::: Provided records :::

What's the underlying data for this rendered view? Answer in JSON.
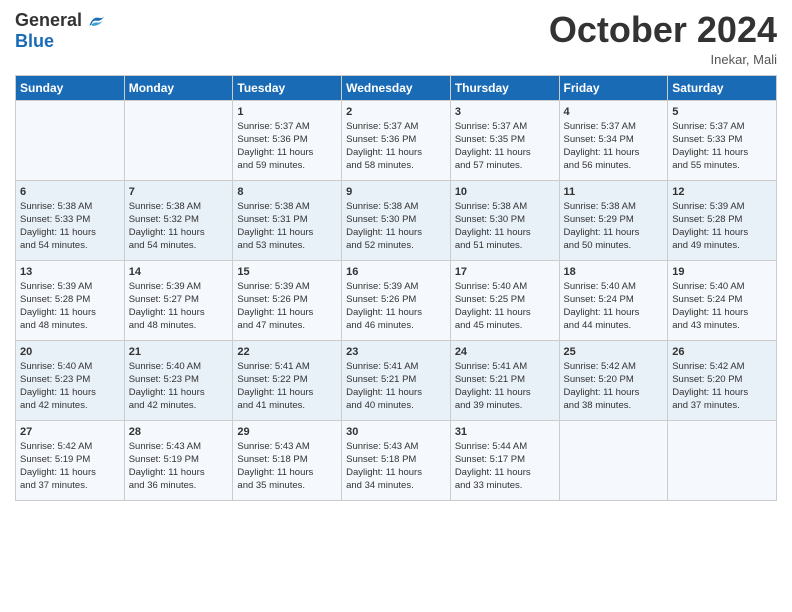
{
  "header": {
    "logo_general": "General",
    "logo_blue": "Blue",
    "month": "October 2024",
    "location": "Inekar, Mali"
  },
  "weekdays": [
    "Sunday",
    "Monday",
    "Tuesday",
    "Wednesday",
    "Thursday",
    "Friday",
    "Saturday"
  ],
  "weeks": [
    [
      {
        "day": "",
        "info": ""
      },
      {
        "day": "",
        "info": ""
      },
      {
        "day": "1",
        "info": "Sunrise: 5:37 AM\nSunset: 5:36 PM\nDaylight: 11 hours\nand 59 minutes."
      },
      {
        "day": "2",
        "info": "Sunrise: 5:37 AM\nSunset: 5:36 PM\nDaylight: 11 hours\nand 58 minutes."
      },
      {
        "day": "3",
        "info": "Sunrise: 5:37 AM\nSunset: 5:35 PM\nDaylight: 11 hours\nand 57 minutes."
      },
      {
        "day": "4",
        "info": "Sunrise: 5:37 AM\nSunset: 5:34 PM\nDaylight: 11 hours\nand 56 minutes."
      },
      {
        "day": "5",
        "info": "Sunrise: 5:37 AM\nSunset: 5:33 PM\nDaylight: 11 hours\nand 55 minutes."
      }
    ],
    [
      {
        "day": "6",
        "info": "Sunrise: 5:38 AM\nSunset: 5:33 PM\nDaylight: 11 hours\nand 54 minutes."
      },
      {
        "day": "7",
        "info": "Sunrise: 5:38 AM\nSunset: 5:32 PM\nDaylight: 11 hours\nand 54 minutes."
      },
      {
        "day": "8",
        "info": "Sunrise: 5:38 AM\nSunset: 5:31 PM\nDaylight: 11 hours\nand 53 minutes."
      },
      {
        "day": "9",
        "info": "Sunrise: 5:38 AM\nSunset: 5:30 PM\nDaylight: 11 hours\nand 52 minutes."
      },
      {
        "day": "10",
        "info": "Sunrise: 5:38 AM\nSunset: 5:30 PM\nDaylight: 11 hours\nand 51 minutes."
      },
      {
        "day": "11",
        "info": "Sunrise: 5:38 AM\nSunset: 5:29 PM\nDaylight: 11 hours\nand 50 minutes."
      },
      {
        "day": "12",
        "info": "Sunrise: 5:39 AM\nSunset: 5:28 PM\nDaylight: 11 hours\nand 49 minutes."
      }
    ],
    [
      {
        "day": "13",
        "info": "Sunrise: 5:39 AM\nSunset: 5:28 PM\nDaylight: 11 hours\nand 48 minutes."
      },
      {
        "day": "14",
        "info": "Sunrise: 5:39 AM\nSunset: 5:27 PM\nDaylight: 11 hours\nand 48 minutes."
      },
      {
        "day": "15",
        "info": "Sunrise: 5:39 AM\nSunset: 5:26 PM\nDaylight: 11 hours\nand 47 minutes."
      },
      {
        "day": "16",
        "info": "Sunrise: 5:39 AM\nSunset: 5:26 PM\nDaylight: 11 hours\nand 46 minutes."
      },
      {
        "day": "17",
        "info": "Sunrise: 5:40 AM\nSunset: 5:25 PM\nDaylight: 11 hours\nand 45 minutes."
      },
      {
        "day": "18",
        "info": "Sunrise: 5:40 AM\nSunset: 5:24 PM\nDaylight: 11 hours\nand 44 minutes."
      },
      {
        "day": "19",
        "info": "Sunrise: 5:40 AM\nSunset: 5:24 PM\nDaylight: 11 hours\nand 43 minutes."
      }
    ],
    [
      {
        "day": "20",
        "info": "Sunrise: 5:40 AM\nSunset: 5:23 PM\nDaylight: 11 hours\nand 42 minutes."
      },
      {
        "day": "21",
        "info": "Sunrise: 5:40 AM\nSunset: 5:23 PM\nDaylight: 11 hours\nand 42 minutes."
      },
      {
        "day": "22",
        "info": "Sunrise: 5:41 AM\nSunset: 5:22 PM\nDaylight: 11 hours\nand 41 minutes."
      },
      {
        "day": "23",
        "info": "Sunrise: 5:41 AM\nSunset: 5:21 PM\nDaylight: 11 hours\nand 40 minutes."
      },
      {
        "day": "24",
        "info": "Sunrise: 5:41 AM\nSunset: 5:21 PM\nDaylight: 11 hours\nand 39 minutes."
      },
      {
        "day": "25",
        "info": "Sunrise: 5:42 AM\nSunset: 5:20 PM\nDaylight: 11 hours\nand 38 minutes."
      },
      {
        "day": "26",
        "info": "Sunrise: 5:42 AM\nSunset: 5:20 PM\nDaylight: 11 hours\nand 37 minutes."
      }
    ],
    [
      {
        "day": "27",
        "info": "Sunrise: 5:42 AM\nSunset: 5:19 PM\nDaylight: 11 hours\nand 37 minutes."
      },
      {
        "day": "28",
        "info": "Sunrise: 5:43 AM\nSunset: 5:19 PM\nDaylight: 11 hours\nand 36 minutes."
      },
      {
        "day": "29",
        "info": "Sunrise: 5:43 AM\nSunset: 5:18 PM\nDaylight: 11 hours\nand 35 minutes."
      },
      {
        "day": "30",
        "info": "Sunrise: 5:43 AM\nSunset: 5:18 PM\nDaylight: 11 hours\nand 34 minutes."
      },
      {
        "day": "31",
        "info": "Sunrise: 5:44 AM\nSunset: 5:17 PM\nDaylight: 11 hours\nand 33 minutes."
      },
      {
        "day": "",
        "info": ""
      },
      {
        "day": "",
        "info": ""
      }
    ]
  ]
}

:::

(The task):
Copy the material above exactly and drop the pictures.

(The response):
What's the underlying data for this rendered view? Answer in JSON.
{
  "header": {
    "logo_general": "General",
    "logo_blue": "Blue",
    "month": "October 2024",
    "location": "Inekar, Mali"
  },
  "weekdays": [
    "Sunday",
    "Monday",
    "Tuesday",
    "Wednesday",
    "Thursday",
    "Friday",
    "Saturday"
  ],
  "weeks": [
    [
      {
        "day": "",
        "info": ""
      },
      {
        "day": "",
        "info": ""
      },
      {
        "day": "1",
        "info": "Sunrise: 5:37 AM\nSunset: 5:36 PM\nDaylight: 11 hours\nand 59 minutes."
      },
      {
        "day": "2",
        "info": "Sunrise: 5:37 AM\nSunset: 5:36 PM\nDaylight: 11 hours\nand 58 minutes."
      },
      {
        "day": "3",
        "info": "Sunrise: 5:37 AM\nSunset: 5:35 PM\nDaylight: 11 hours\nand 57 minutes."
      },
      {
        "day": "4",
        "info": "Sunrise: 5:37 AM\nSunset: 5:34 PM\nDaylight: 11 hours\nand 56 minutes."
      },
      {
        "day": "5",
        "info": "Sunrise: 5:37 AM\nSunset: 5:33 PM\nDaylight: 11 hours\nand 55 minutes."
      }
    ],
    [
      {
        "day": "6",
        "info": "Sunrise: 5:38 AM\nSunset: 5:33 PM\nDaylight: 11 hours\nand 54 minutes."
      },
      {
        "day": "7",
        "info": "Sunrise: 5:38 AM\nSunset: 5:32 PM\nDaylight: 11 hours\nand 54 minutes."
      },
      {
        "day": "8",
        "info": "Sunrise: 5:38 AM\nSunset: 5:31 PM\nDaylight: 11 hours\nand 53 minutes."
      },
      {
        "day": "9",
        "info": "Sunrise: 5:38 AM\nSunset: 5:30 PM\nDaylight: 11 hours\nand 52 minutes."
      },
      {
        "day": "10",
        "info": "Sunrise: 5:38 AM\nSunset: 5:30 PM\nDaylight: 11 hours\nand 51 minutes."
      },
      {
        "day": "11",
        "info": "Sunrise: 5:38 AM\nSunset: 5:29 PM\nDaylight: 11 hours\nand 50 minutes."
      },
      {
        "day": "12",
        "info": "Sunrise: 5:39 AM\nSunset: 5:28 PM\nDaylight: 11 hours\nand 49 minutes."
      }
    ],
    [
      {
        "day": "13",
        "info": "Sunrise: 5:39 AM\nSunset: 5:28 PM\nDaylight: 11 hours\nand 48 minutes."
      },
      {
        "day": "14",
        "info": "Sunrise: 5:39 AM\nSunset: 5:27 PM\nDaylight: 11 hours\nand 48 minutes."
      },
      {
        "day": "15",
        "info": "Sunrise: 5:39 AM\nSunset: 5:26 PM\nDaylight: 11 hours\nand 47 minutes."
      },
      {
        "day": "16",
        "info": "Sunrise: 5:39 AM\nSunset: 5:26 PM\nDaylight: 11 hours\nand 46 minutes."
      },
      {
        "day": "17",
        "info": "Sunrise: 5:40 AM\nSunset: 5:25 PM\nDaylight: 11 hours\nand 45 minutes."
      },
      {
        "day": "18",
        "info": "Sunrise: 5:40 AM\nSunset: 5:24 PM\nDaylight: 11 hours\nand 44 minutes."
      },
      {
        "day": "19",
        "info": "Sunrise: 5:40 AM\nSunset: 5:24 PM\nDaylight: 11 hours\nand 43 minutes."
      }
    ],
    [
      {
        "day": "20",
        "info": "Sunrise: 5:40 AM\nSunset: 5:23 PM\nDaylight: 11 hours\nand 42 minutes."
      },
      {
        "day": "21",
        "info": "Sunrise: 5:40 AM\nSunset: 5:23 PM\nDaylight: 11 hours\nand 42 minutes."
      },
      {
        "day": "22",
        "info": "Sunrise: 5:41 AM\nSunset: 5:22 PM\nDaylight: 11 hours\nand 41 minutes."
      },
      {
        "day": "23",
        "info": "Sunrise: 5:41 AM\nSunset: 5:21 PM\nDaylight: 11 hours\nand 40 minutes."
      },
      {
        "day": "24",
        "info": "Sunrise: 5:41 AM\nSunset: 5:21 PM\nDaylight: 11 hours\nand 39 minutes."
      },
      {
        "day": "25",
        "info": "Sunrise: 5:42 AM\nSunset: 5:20 PM\nDaylight: 11 hours\nand 38 minutes."
      },
      {
        "day": "26",
        "info": "Sunrise: 5:42 AM\nSunset: 5:20 PM\nDaylight: 11 hours\nand 37 minutes."
      }
    ],
    [
      {
        "day": "27",
        "info": "Sunrise: 5:42 AM\nSunset: 5:19 PM\nDaylight: 11 hours\nand 37 minutes."
      },
      {
        "day": "28",
        "info": "Sunrise: 5:43 AM\nSunset: 5:19 PM\nDaylight: 11 hours\nand 36 minutes."
      },
      {
        "day": "29",
        "info": "Sunrise: 5:43 AM\nSunset: 5:18 PM\nDaylight: 11 hours\nand 35 minutes."
      },
      {
        "day": "30",
        "info": "Sunrise: 5:43 AM\nSunset: 5:18 PM\nDaylight: 11 hours\nand 34 minutes."
      },
      {
        "day": "31",
        "info": "Sunrise: 5:44 AM\nSunset: 5:17 PM\nDaylight: 11 hours\nand 33 minutes."
      },
      {
        "day": "",
        "info": ""
      },
      {
        "day": "",
        "info": ""
      }
    ]
  ]
}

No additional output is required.